**** Material provided

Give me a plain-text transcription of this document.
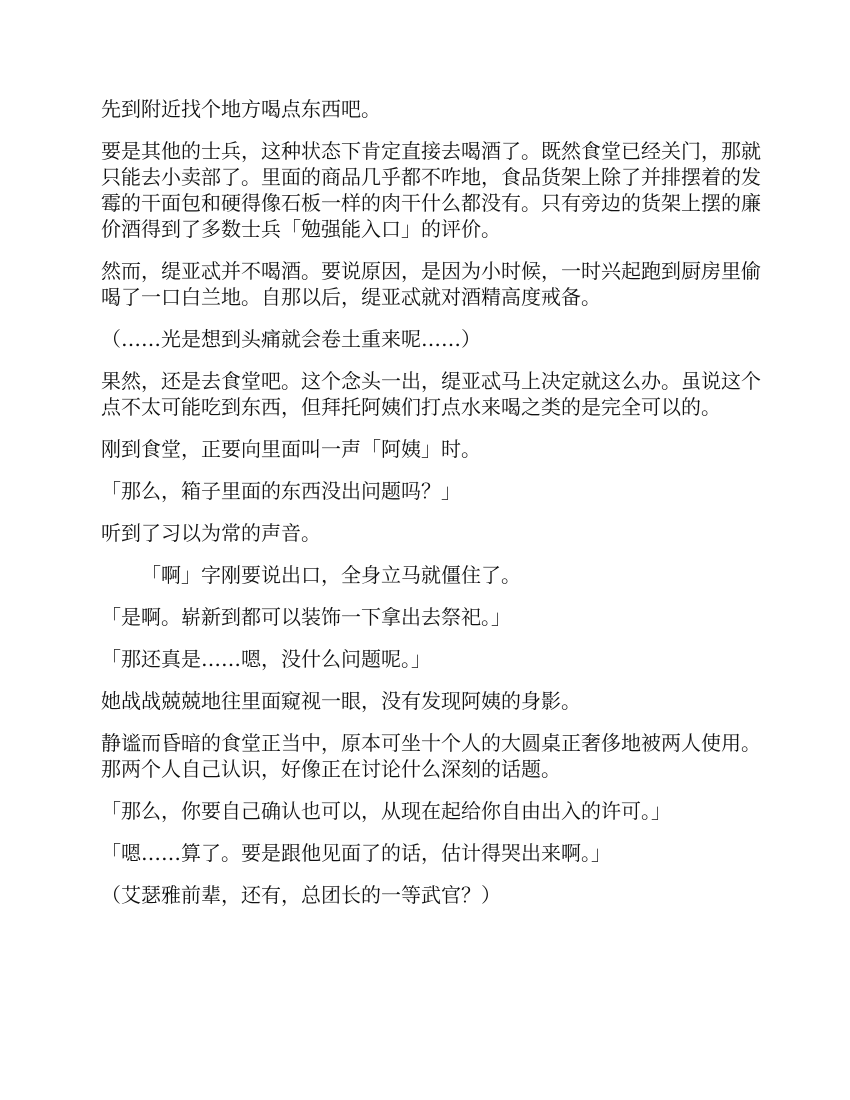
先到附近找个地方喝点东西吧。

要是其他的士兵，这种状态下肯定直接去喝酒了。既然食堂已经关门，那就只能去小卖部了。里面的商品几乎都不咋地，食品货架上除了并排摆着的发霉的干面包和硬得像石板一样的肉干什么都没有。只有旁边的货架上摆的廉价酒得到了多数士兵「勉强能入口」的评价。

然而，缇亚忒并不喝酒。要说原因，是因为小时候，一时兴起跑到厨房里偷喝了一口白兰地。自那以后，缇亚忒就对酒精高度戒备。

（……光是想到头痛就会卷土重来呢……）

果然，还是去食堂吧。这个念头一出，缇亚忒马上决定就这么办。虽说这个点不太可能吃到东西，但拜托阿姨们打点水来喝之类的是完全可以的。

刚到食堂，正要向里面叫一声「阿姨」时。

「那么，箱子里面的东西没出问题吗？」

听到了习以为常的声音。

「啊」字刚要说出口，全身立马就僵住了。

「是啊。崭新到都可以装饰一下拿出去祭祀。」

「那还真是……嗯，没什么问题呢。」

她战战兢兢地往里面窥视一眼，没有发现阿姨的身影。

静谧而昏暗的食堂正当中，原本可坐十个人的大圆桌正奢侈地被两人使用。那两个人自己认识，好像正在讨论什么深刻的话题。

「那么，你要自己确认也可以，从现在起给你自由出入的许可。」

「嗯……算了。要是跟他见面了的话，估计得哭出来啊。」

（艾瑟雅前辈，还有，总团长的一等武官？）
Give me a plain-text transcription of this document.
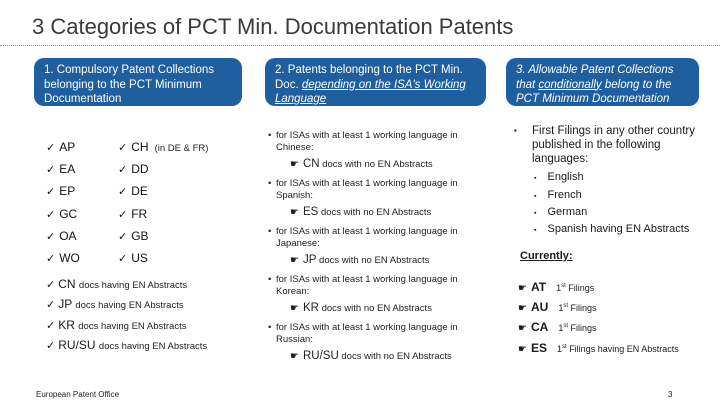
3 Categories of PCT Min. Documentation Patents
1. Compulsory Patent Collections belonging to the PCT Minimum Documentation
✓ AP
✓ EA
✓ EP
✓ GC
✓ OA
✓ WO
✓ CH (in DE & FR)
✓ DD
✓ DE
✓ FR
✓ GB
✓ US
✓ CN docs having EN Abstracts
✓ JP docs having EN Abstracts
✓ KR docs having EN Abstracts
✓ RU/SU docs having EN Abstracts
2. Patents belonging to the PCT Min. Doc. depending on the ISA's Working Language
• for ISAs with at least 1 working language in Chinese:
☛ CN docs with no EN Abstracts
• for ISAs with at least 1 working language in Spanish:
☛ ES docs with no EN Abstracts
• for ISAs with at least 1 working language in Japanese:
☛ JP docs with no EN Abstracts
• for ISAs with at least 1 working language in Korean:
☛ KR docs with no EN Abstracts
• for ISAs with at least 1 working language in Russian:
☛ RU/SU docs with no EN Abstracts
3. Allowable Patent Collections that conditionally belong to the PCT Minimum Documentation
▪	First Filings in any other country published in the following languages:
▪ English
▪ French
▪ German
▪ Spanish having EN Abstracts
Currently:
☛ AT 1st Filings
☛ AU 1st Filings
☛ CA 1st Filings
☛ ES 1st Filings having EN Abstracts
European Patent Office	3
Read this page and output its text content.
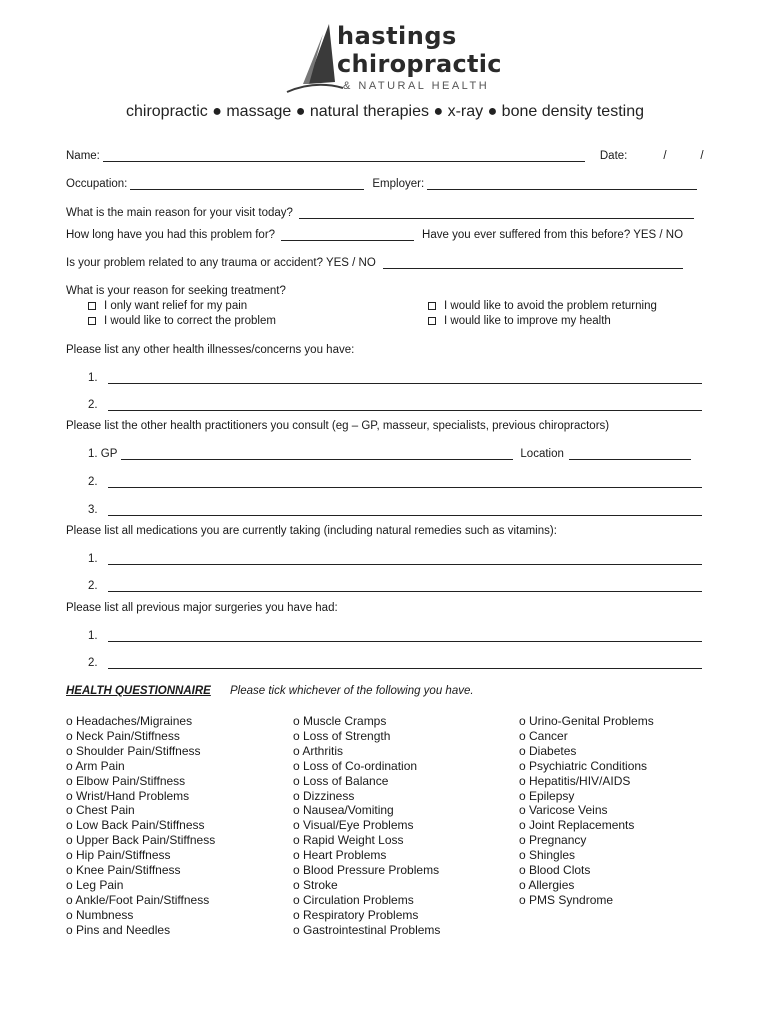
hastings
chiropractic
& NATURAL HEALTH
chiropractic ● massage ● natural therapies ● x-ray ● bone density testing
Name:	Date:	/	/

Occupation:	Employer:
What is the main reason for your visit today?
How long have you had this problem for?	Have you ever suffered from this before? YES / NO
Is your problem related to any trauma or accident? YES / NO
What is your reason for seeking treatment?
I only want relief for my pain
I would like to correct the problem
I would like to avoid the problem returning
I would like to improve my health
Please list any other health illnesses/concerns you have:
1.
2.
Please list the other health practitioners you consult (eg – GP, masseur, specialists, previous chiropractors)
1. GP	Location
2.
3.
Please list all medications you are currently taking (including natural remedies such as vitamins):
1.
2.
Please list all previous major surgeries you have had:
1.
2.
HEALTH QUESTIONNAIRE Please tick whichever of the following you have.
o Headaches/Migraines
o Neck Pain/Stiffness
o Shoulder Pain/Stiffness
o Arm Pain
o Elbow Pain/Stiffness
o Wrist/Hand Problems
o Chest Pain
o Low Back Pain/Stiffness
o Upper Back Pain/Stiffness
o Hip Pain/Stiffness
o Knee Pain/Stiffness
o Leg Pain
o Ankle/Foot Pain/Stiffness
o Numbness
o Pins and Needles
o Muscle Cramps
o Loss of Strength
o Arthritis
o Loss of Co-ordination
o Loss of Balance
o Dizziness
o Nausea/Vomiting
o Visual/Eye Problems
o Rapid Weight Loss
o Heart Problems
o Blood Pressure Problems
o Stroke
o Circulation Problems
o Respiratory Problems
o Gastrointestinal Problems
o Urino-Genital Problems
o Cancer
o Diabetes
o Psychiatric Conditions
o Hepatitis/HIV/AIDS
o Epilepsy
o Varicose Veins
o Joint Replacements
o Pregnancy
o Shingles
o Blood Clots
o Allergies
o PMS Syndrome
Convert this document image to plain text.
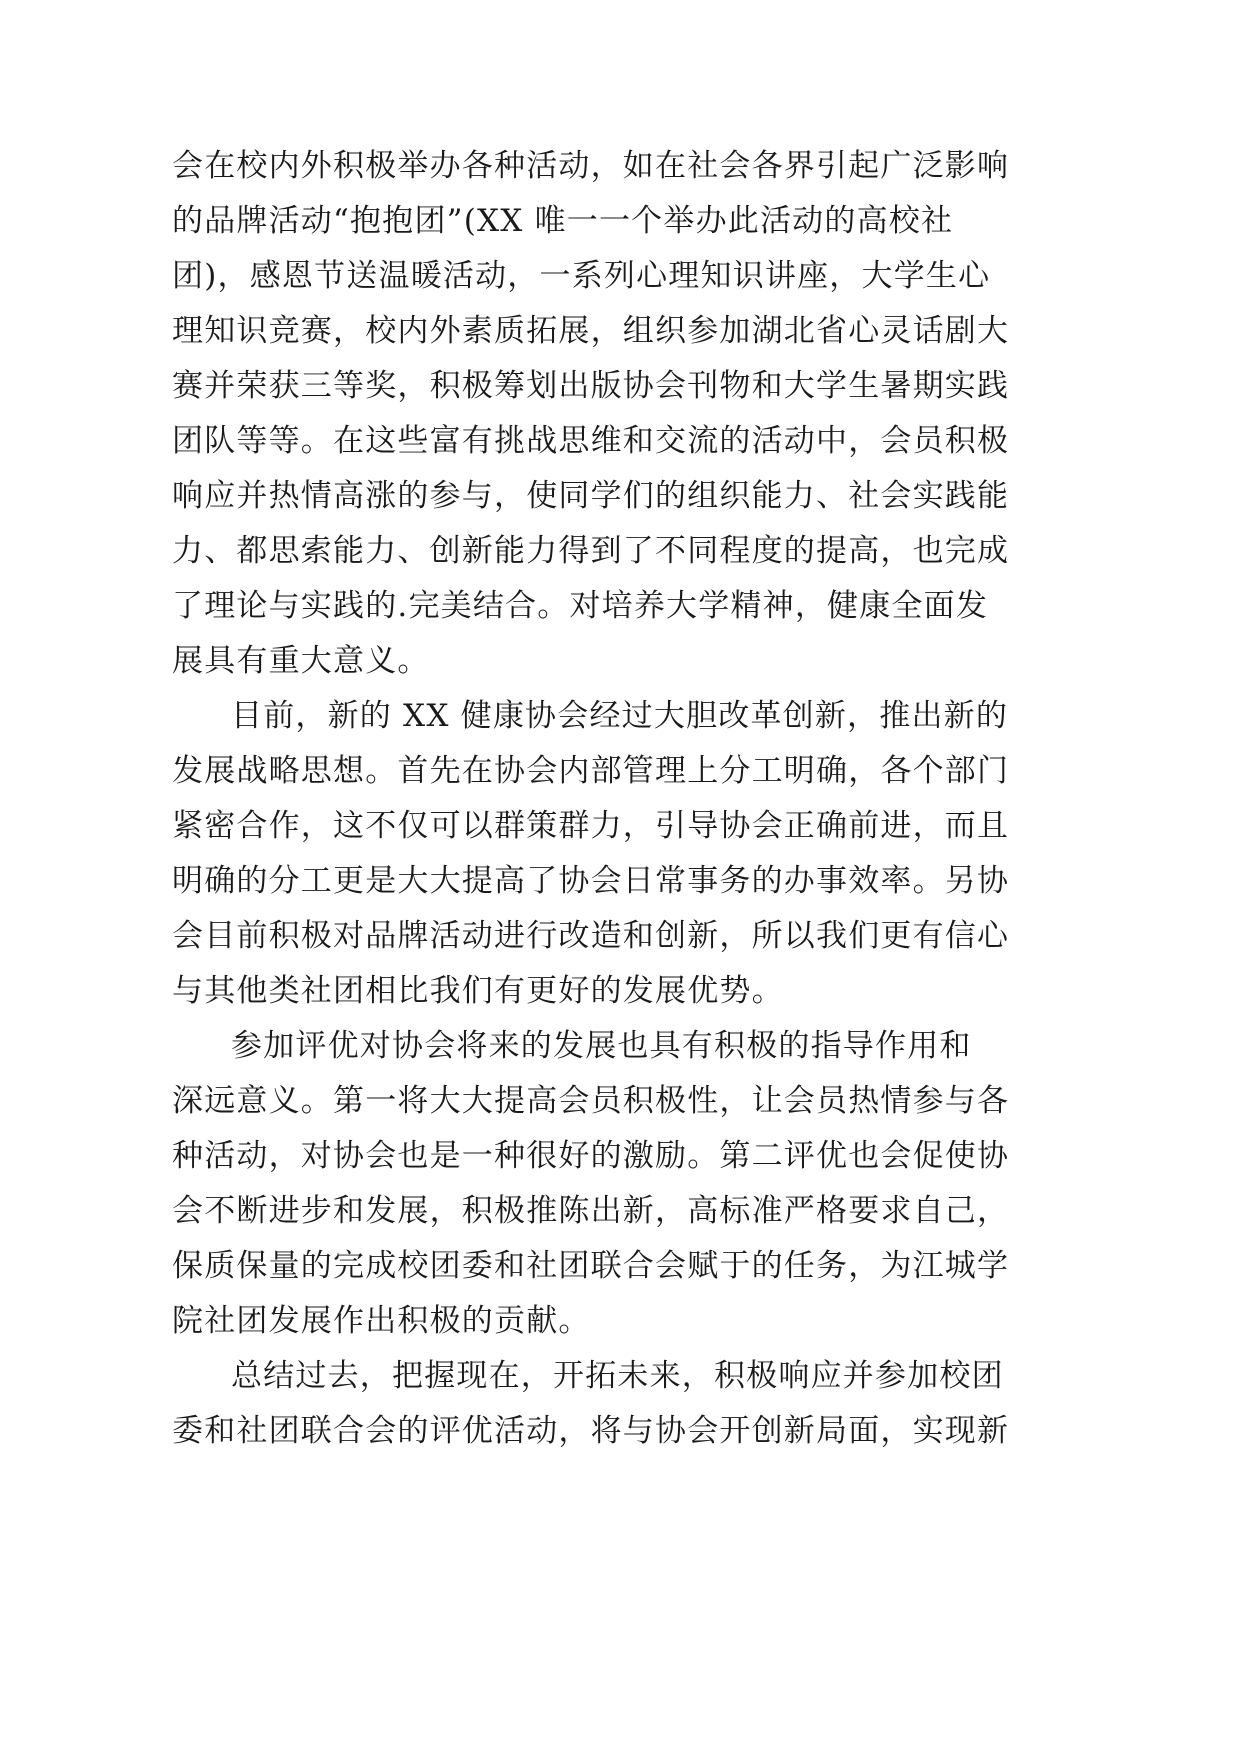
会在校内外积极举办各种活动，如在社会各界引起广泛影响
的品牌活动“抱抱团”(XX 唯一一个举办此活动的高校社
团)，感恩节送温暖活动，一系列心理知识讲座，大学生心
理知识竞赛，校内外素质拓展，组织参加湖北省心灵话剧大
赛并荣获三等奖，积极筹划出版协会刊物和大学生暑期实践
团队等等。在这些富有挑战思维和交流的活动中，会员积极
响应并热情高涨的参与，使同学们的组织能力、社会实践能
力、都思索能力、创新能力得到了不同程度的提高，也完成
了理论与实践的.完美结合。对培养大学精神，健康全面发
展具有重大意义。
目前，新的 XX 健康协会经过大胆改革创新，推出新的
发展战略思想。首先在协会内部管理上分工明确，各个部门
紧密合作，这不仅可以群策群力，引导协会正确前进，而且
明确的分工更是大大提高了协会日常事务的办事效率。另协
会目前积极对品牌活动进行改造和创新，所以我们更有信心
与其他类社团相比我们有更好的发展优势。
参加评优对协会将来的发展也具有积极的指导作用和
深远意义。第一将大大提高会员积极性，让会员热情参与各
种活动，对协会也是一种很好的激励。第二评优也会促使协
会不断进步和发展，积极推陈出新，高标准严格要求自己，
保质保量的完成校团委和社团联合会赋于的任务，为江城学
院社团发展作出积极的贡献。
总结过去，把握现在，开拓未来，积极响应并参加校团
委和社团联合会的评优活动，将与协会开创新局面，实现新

********

_Your task_
Retype everything in the material word for word, minus pictures.

_Final answer_
Give me a plain-text transcription of this document.
先到附近找个地方喝点东西吧。

要是其他的士兵，这种状态下肯定直接去喝酒了。既然食堂已经关门，那就只能去小卖部了。里面的商品几乎都不咋地，食品货架上除了并排摆着的发霉的干面包和硬得像石板一样的肉干什么都没有。只有旁边的货架上摆的廉价酒得到了多数士兵「勉强能入口」的评价。

然而，缇亚忒并不喝酒。要说原因，是因为小时候，一时兴起跑到厨房里偷喝了一口白兰地。自那以后，缇亚忒就对酒精高度戒备。

（……光是想到头痛就会卷土重来呢……）

果然，还是去食堂吧。这个念头一出，缇亚忒马上决定就这么办。虽说这个点不太可能吃到东西，但拜托阿姨们打点水来喝之类的是完全可以的。

刚到食堂，正要向里面叫一声「阿姨」时。

「那么，箱子里面的东西没出问题吗？」

听到了习以为常的声音。

「啊」字刚要说出口，全身立马就僵住了。

「是啊。崭新到都可以装饰一下拿出去祭祀。」

「那还真是……嗯，没什么问题呢。」

她战战兢兢地往里面窥视一眼，没有发现阿姨的身影。

静谧而昏暗的食堂正当中，原本可坐十个人的大圆桌正奢侈地被两人使用。那两个人自己认识，好像正在讨论什么深刻的话题。

「那么，你要自己确认也可以，从现在起给你自由出入的许可。」

「嗯……算了。要是跟他见面了的话，估计得哭出来啊。」

（艾瑟雅前辈，还有，总团长的一等武官？）
Give me a plain-text transcription of this document.
3 Categories of PCT Min. Documentation Patents
1. Compulsory Patent Collections belonging to the PCT Minimum Documentation
✓ AP
✓ EA
✓ EP
✓ GC
✓ OA
✓ WO
✓ CH (in DE & FR)
✓ DD
✓ DE
✓ FR
✓ GB
✓ US
✓ CN docs having EN Abstracts
✓ JP docs having EN Abstracts
✓ KR docs having EN Abstracts
✓ RU/SU docs having EN Abstracts
2. Patents belonging to the PCT Min. Doc. depending on the ISA's Working Language
• for ISAs with at least 1 working language in Chinese:
☛ CN docs with no EN Abstracts
• for ISAs with at least 1 working language in Spanish:
☛ ES docs with no EN Abstracts
• for ISAs with at least 1 working language in Japanese:
☛ JP docs with no EN Abstracts
• for ISAs with at least 1 working language in Korean:
☛ KR docs with no EN Abstracts
• for ISAs with at least 1 working language in Russian:
☛ RU/SU docs with no EN Abstracts
3. Allowable Patent Collections that conditionally belong to the PCT Minimum Documentation
▪	First Filings in any other country published in the following languages:
▪ English
▪ French
▪ German
▪ Spanish having EN Abstracts
Currently:
☛ AT 1st Filings
☛ AU 1st Filings
☛ CA 1st Filings
☛ ES 1st Filings having EN Abstracts
European Patent Office	3
Read this page and output its text content.
hastings
chiropractic
& NATURAL HEALTH
chiropractic ● massage ● natural therapies ● x-ray ● bone density testing
Name:	Date:	/	/

Occupation:	Employer:
What is the main reason for your visit today?
How long have you had this problem for?	Have you ever suffered from this before? YES / NO
Is your problem related to any trauma or accident? YES / NO
What is your reason for seeking treatment?
I only want relief for my pain
I would like to correct the problem
I would like to avoid the problem returning
I would like to improve my health
Please list any other health illnesses/concerns you have:
1.
2.
Please list the other health practitioners you consult (eg – GP, masseur, specialists, previous chiropractors)
1. GP	Location
2.
3.
Please list all medications you are currently taking (including natural remedies such as vitamins):
1.
2.
Please list all previous major surgeries you have had:
1.
2.
HEALTH QUESTIONNAIRE Please tick whichever of the following you have.
o Headaches/Migraines
o Neck Pain/Stiffness
o Shoulder Pain/Stiffness
o Arm Pain
o Elbow Pain/Stiffness
o Wrist/Hand Problems
o Chest Pain
o Low Back Pain/Stiffness
o Upper Back Pain/Stiffness
o Hip Pain/Stiffness
o Knee Pain/Stiffness
o Leg Pain
o Ankle/Foot Pain/Stiffness
o Numbness
o Pins and Needles
o Muscle Cramps
o Loss of Strength
o Arthritis
o Loss of Co-ordination
o Loss of Balance
o Dizziness
o Nausea/Vomiting
o Visual/Eye Problems
o Rapid Weight Loss
o Heart Problems
o Blood Pressure Problems
o Stroke
o Circulation Problems
o Respiratory Problems
o Gastrointestinal Problems
o Urino-Genital Problems
o Cancer
o Diabetes
o Psychiatric Conditions
o Hepatitis/HIV/AIDS
o Epilepsy
o Varicose Veins
o Joint Replacements
o Pregnancy
o Shingles
o Blood Clots
o Allergies
o PMS Syndrome
Convert this document image to plain text.
会在校内外积极举办各种活动，如在社会各界引起广泛影响
的品牌活动“抱抱团”(XX 唯一一个举办此活动的高校社
团)，感恩节送温暖活动，一系列心理知识讲座，大学生心
理知识竞赛，校内外素质拓展，组织参加湖北省心灵话剧大
赛并荣获三等奖，积极筹划出版协会刊物和大学生暑期实践
团队等等。在这些富有挑战思维和交流的活动中，会员积极
响应并热情高涨的参与，使同学们的组织能力、社会实践能
力、都思索能力、创新能力得到了不同程度的提高，也完成
了理论与实践的.完美结合。对培养大学精神，健康全面发
展具有重大意义。
目前，新的 XX 健康协会经过大胆改革创新，推出新的
发展战略思想。首先在协会内部管理上分工明确，各个部门
紧密合作，这不仅可以群策群力，引导协会正确前进，而且
明确的分工更是大大提高了协会日常事务的办事效率。另协
会目前积极对品牌活动进行改造和创新，所以我们更有信心
与其他类社团相比我们有更好的发展优势。
参加评优对协会将来的发展也具有积极的指导作用和
深远意义。第一将大大提高会员积极性，让会员热情参与各
种活动，对协会也是一种很好的激励。第二评优也会促使协
会不断进步和发展，积极推陈出新，高标准严格要求自己，
保质保量的完成校团委和社团联合会赋于的任务，为江城学
院社团发展作出积极的贡献。
总结过去，把握现在，开拓未来，积极响应并参加校团
委和社团联合会的评优活动，将与协会开创新局面，实现新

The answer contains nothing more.